**本文:**
自分の意思や都合で止まれない状況になることが怖くなる。
もし発作が出たらどうしよう。
こうなったらああなったらどうしようと
キリが無いほど考えてしまう。
予期不安
発作が出た後どうするかよりも
発作が誘発される可能性のある場面が次々浮かんで恐ろしくなる。
この思考は簡単にコントロール出来ない。

高速は次のインターまで走ればいつでも降りられる。
次のインターまで数分の距離。
大丈夫だったと成功体験を作れば
怖くなくなるはず。
負けたくない。

高速に入った。
3つのインターを通り越すことが出来た。
15分くらい走り続けられてる。
後10分程で高速が終わる。
大丈夫、このまま行けそう。

カーブを曲がってトンネルに入ったところで
車列が重なってるのが見えた。
前方のテールランプが連なってる。
渋滞?
事故かな?
速度が落ちる。
低速で少しずつしか進まない。
カーブの先が見えた。

**データ資料:**
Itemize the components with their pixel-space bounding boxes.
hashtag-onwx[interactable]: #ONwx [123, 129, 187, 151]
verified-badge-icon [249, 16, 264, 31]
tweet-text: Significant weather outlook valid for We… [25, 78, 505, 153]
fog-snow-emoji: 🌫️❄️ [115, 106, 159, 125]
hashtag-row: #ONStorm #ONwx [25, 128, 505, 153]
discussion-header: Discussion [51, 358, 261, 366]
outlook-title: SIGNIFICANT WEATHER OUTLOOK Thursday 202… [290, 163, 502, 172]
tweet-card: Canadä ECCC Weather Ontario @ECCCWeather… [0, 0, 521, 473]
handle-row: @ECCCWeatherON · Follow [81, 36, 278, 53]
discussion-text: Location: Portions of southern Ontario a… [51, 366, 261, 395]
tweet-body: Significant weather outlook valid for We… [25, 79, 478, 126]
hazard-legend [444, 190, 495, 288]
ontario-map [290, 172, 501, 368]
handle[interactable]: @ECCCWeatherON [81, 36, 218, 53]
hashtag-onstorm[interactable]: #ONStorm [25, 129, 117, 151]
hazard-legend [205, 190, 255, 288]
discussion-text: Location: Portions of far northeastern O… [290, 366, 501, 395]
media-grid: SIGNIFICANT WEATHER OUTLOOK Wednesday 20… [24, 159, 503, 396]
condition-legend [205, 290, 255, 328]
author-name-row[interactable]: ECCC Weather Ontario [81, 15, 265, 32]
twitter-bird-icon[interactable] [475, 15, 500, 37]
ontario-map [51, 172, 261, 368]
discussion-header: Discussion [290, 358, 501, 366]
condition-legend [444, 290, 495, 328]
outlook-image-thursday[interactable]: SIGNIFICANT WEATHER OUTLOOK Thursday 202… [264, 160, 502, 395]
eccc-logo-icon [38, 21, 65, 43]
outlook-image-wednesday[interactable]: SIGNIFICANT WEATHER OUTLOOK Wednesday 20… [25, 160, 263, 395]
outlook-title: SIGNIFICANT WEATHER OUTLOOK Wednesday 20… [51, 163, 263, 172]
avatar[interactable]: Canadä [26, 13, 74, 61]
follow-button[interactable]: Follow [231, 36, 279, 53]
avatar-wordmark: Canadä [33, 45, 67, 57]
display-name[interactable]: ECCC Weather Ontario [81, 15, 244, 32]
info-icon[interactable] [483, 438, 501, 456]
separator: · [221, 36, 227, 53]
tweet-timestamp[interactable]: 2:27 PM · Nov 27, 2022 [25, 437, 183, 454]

**課題の詳細:** 高速道路での予期不安を描いた本文を、一字一句変えずに全文そのまま書き写してください。

**出力結果:**
自分の意思や都合で止まれない状況になることが怖くなる。
もし発作が出たらどうしよう。
こうなったらああなったらどうしようと
キリが無いほど考えてしまう。
予期不安
発作が出た後どうするかよりも
発作が誘発される可能性のある場面が次々浮かんで恐ろしくなる。
この思考は簡単にコントロール出来ない。

高速は次のインターまで走ればいつでも降りられる。
次のインターまで数分の距離。
大丈夫だったと成功体験を作れば
怖くなくなるはず。
負けたくない。

高速に入った。
3つのインターを通り越すことが出来た。
15分くらい走り続けられてる。
後10分程で高速が終わる。
大丈夫、このまま行けそう。

カーブを曲がってトンネルに入ったところで
車列が重なってるのが見えた。
前方のテールランプが連なってる。
渋滞?
事故かな?
速度が落ちる。
低速で少しずつしか進まない。
カーブの先が見えた。